§ Task requirements
Below are the records; copy each line in them that holds the word "JSON".
— Start Excerpted data —
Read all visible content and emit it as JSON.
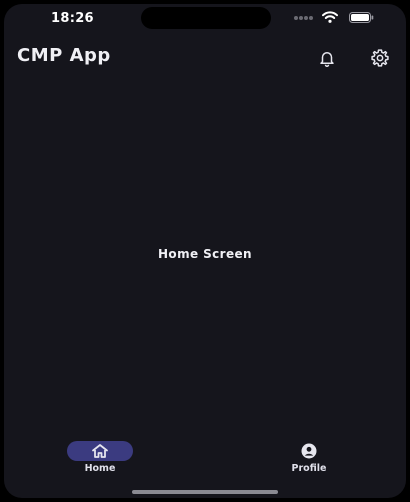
{
  "status_bar": {
    "time": "18:26"
  },
  "app_bar": {
    "title": "CMP App",
    "actions": [
      {
        "icon": "bell-icon"
      },
      {
        "icon": "gear-icon"
      }
    ]
  },
  "content": {
    "center_text": "Home Screen"
  },
  "bottom_nav": {
    "items": [
      {
        "label": "Home",
        "icon": "home-icon",
        "selected": true
      },
      {
        "label": "Profile",
        "icon": "profile-icon",
        "selected": false
      }
    ]
  },
  "colors": {
    "background": "#15151c",
    "nav_pill": "#3b3b80",
    "text": "#f0f0f5"
  }
}
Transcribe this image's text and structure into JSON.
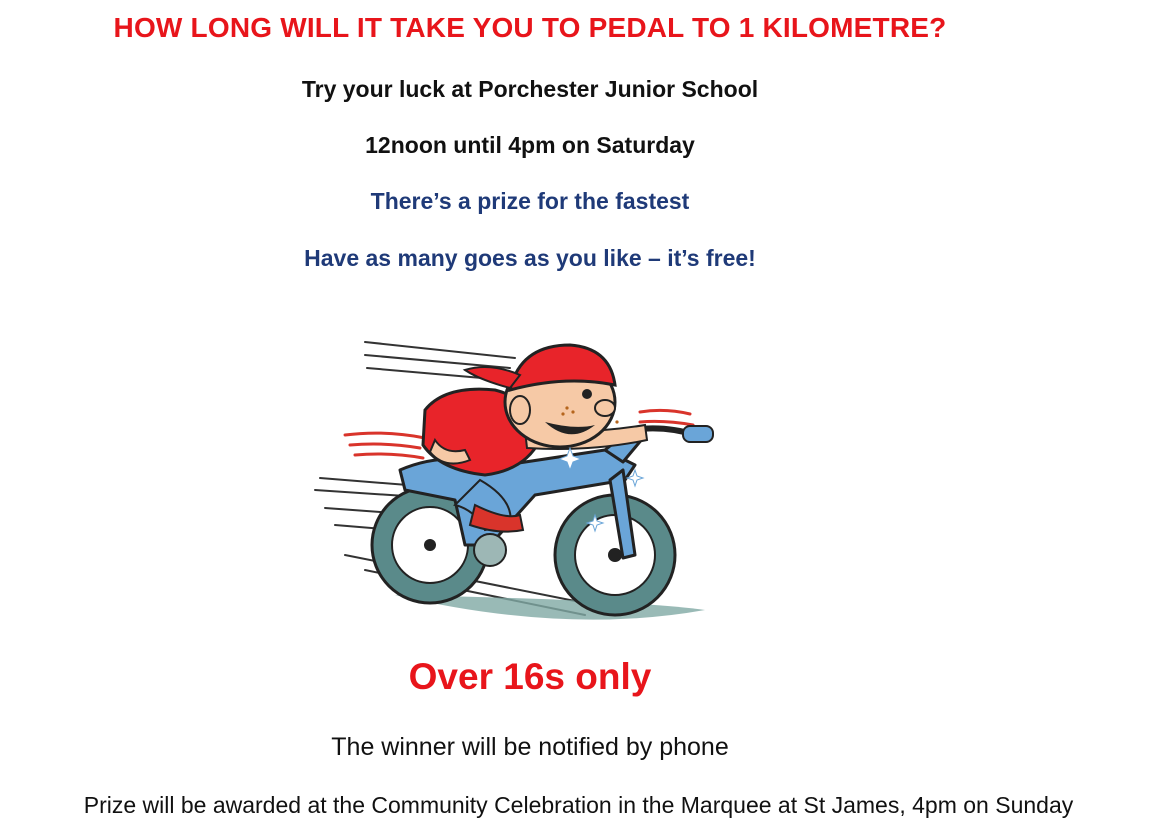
{
  "poster": {
    "headline": "HOW LONG WILL IT TAKE YOU TO PEDAL TO 1 KILOMETRE?",
    "venue_line": "Try your luck at Porchester Junior School",
    "time_line": "12noon until 4pm on Saturday",
    "prize_line": "There’s a prize for the fastest",
    "goes_line": "Have as many goes as you like – it’s free!",
    "age_line": "Over 16s only",
    "notify_line": "The winner will be notified by phone",
    "award_line": "Prize will be awarded at the Community Celebration in the Marquee at St James, 4pm on Sunday"
  },
  "colors": {
    "headline": "#e8151b",
    "highlight": "#1f3a78",
    "body_text": "#111111",
    "cap": "#e8242a",
    "bike_frame": "#6aa5d8",
    "tyre": "#5a8a8a",
    "skin": "#f6c9a6"
  },
  "illustration": {
    "icon": "cartoon-boy-on-bike-icon"
  }
}
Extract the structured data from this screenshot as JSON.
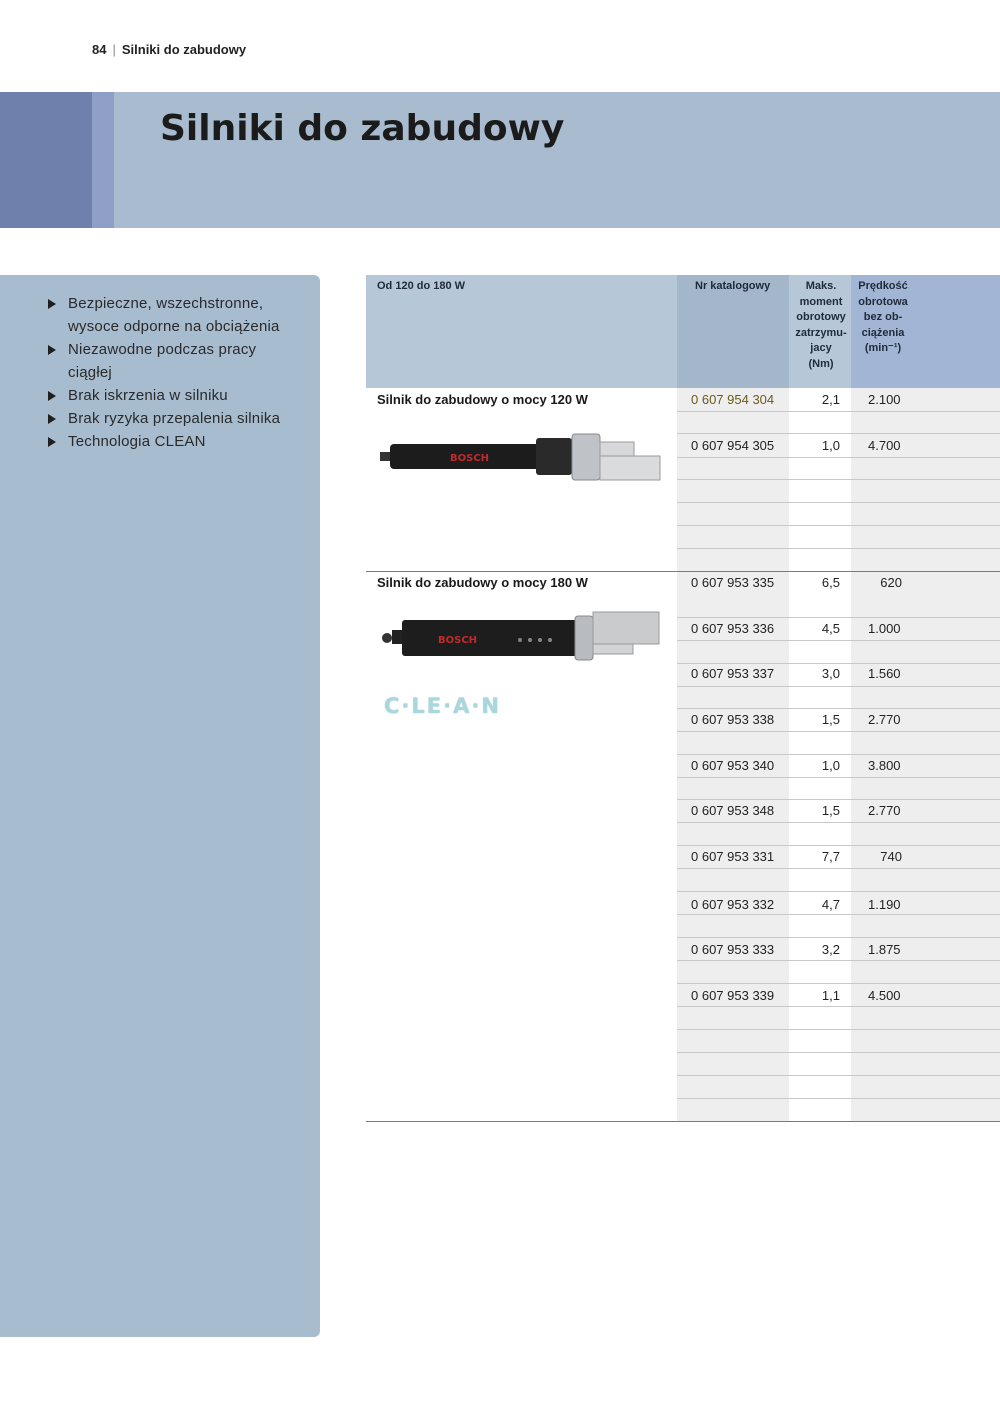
— End Excerpted data —
§ Written solution
Read all visible content and emit it as JSON.
Transcribe this image's text and structure into JSON.
Extract the structured data from this screenshot as JSON.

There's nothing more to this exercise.